What you should do = Please output the lines shown below exactly as they appear.

[Stored data]
........

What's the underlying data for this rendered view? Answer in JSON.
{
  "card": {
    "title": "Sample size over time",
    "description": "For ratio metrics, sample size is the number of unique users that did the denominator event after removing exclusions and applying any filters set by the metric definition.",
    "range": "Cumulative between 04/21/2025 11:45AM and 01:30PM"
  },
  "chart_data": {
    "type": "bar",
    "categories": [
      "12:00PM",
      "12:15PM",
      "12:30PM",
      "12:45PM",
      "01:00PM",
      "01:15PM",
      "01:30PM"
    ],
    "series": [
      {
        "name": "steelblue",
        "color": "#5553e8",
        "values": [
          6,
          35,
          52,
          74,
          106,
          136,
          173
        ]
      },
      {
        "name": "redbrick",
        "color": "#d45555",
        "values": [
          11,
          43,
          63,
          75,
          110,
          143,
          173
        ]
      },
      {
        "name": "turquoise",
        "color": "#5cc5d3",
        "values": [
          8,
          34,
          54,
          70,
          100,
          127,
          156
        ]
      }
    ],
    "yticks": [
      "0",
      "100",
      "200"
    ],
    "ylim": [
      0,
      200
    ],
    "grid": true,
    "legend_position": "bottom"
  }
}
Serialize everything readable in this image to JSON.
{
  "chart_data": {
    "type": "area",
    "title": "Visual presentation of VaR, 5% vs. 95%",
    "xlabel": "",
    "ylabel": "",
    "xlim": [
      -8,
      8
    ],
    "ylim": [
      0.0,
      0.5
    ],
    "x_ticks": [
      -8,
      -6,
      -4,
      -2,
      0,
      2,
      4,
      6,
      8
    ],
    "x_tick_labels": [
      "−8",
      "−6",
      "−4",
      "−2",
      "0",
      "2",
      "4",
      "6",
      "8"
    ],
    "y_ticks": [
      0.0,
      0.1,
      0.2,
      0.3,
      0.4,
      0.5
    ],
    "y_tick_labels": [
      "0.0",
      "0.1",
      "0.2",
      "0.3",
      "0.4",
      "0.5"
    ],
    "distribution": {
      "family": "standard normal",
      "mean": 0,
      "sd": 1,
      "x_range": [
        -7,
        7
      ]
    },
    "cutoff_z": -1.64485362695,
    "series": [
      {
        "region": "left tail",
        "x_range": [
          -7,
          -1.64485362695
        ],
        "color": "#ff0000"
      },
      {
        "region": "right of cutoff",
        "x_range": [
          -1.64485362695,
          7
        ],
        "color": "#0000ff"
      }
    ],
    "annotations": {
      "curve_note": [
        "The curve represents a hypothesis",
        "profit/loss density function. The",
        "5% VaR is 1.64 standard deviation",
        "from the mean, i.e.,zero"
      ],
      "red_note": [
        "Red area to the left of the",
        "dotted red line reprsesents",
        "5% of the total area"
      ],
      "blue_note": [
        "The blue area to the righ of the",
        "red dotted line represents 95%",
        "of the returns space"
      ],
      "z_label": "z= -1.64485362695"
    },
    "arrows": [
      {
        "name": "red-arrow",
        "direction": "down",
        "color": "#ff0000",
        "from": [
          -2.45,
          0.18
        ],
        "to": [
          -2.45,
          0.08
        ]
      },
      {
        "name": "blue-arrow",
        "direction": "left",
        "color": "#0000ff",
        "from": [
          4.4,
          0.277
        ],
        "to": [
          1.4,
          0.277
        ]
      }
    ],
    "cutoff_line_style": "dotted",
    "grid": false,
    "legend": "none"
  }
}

........

Response to the task =
What's the underlying data for this rendered view? Answer in JSON.
{
  "card": {
    "title": "Sample size over time",
    "description": "For ratio metrics, sample size is the number of unique users that did the denominator event after removing exclusions and applying any filters set by the metric definition.",
    "range": "Cumulative between 04/21/2025 11:45AM and 01:30PM"
  },
  "chart_data": {
    "type": "bar",
    "categories": [
      "12:00PM",
      "12:15PM",
      "12:30PM",
      "12:45PM",
      "01:00PM",
      "01:15PM",
      "01:30PM"
    ],
    "series": [
      {
        "name": "steelblue",
        "color": "#5553e8",
        "values": [
          6,
          35,
          52,
          74,
          106,
          136,
          173
        ]
      },
      {
        "name": "redbrick",
        "color": "#d45555",
        "values": [
          11,
          43,
          63,
          75,
          110,
          143,
          173
        ]
      },
      {
        "name": "turquoise",
        "color": "#5cc5d3",
        "values": [
          8,
          34,
          54,
          70,
          100,
          127,
          156
        ]
      }
    ],
    "yticks": [
      "0",
      "100",
      "200"
    ],
    "ylim": [
      0,
      200
    ],
    "grid": true,
    "legend_position": "bottom"
  }
}
Serialize everything readable in this image to JSON.
{
  "chart_data": {
    "type": "area",
    "title": "Visual presentation of VaR, 5% vs. 95%",
    "xlabel": "",
    "ylabel": "",
    "xlim": [
      -8,
      8
    ],
    "ylim": [
      0.0,
      0.5
    ],
    "x_ticks": [
      -8,
      -6,
      -4,
      -2,
      0,
      2,
      4,
      6,
      8
    ],
    "x_tick_labels": [
      "−8",
      "−6",
      "−4",
      "−2",
      "0",
      "2",
      "4",
      "6",
      "8"
    ],
    "y_ticks": [
      0.0,
      0.1,
      0.2,
      0.3,
      0.4,
      0.5
    ],
    "y_tick_labels": [
      "0.0",
      "0.1",
      "0.2",
      "0.3",
      "0.4",
      "0.5"
    ],
    "distribution": {
      "family": "standard normal",
      "mean": 0,
      "sd": 1,
      "x_range": [
        -7,
        7
      ]
    },
    "cutoff_z": -1.64485362695,
    "series": [
      {
        "region": "left tail",
        "x_range": [
          -7,
          -1.64485362695
        ],
        "color": "#ff0000"
      },
      {
        "region": "right of cutoff",
        "x_range": [
          -1.64485362695,
          7
        ],
        "color": "#0000ff"
      }
    ],
    "annotations": {
      "curve_note": [
        "The curve represents a hypothesis",
        "profit/loss density function. The",
        "5% VaR is 1.64 standard deviation",
        "from the mean, i.e.,zero"
      ],
      "red_note": [
        "Red area to the left of the",
        "dotted red line reprsesents",
        "5% of the total area"
      ],
      "blue_note": [
        "The blue area to the righ of the",
        "red dotted line represents 95%",
        "of the returns space"
      ],
      "z_label": "z= -1.64485362695"
    },
    "arrows": [
      {
        "name": "red-arrow",
        "direction": "down",
        "color": "#ff0000",
        "from": [
          -2.45,
          0.18
        ],
        "to": [
          -2.45,
          0.08
        ]
      },
      {
        "name": "blue-arrow",
        "direction": "left",
        "color": "#0000ff",
        "from": [
          4.4,
          0.277
        ],
        "to": [
          1.4,
          0.277
        ]
      }
    ],
    "cutoff_line_style": "dotted",
    "grid": false,
    "legend": "none"
  }
}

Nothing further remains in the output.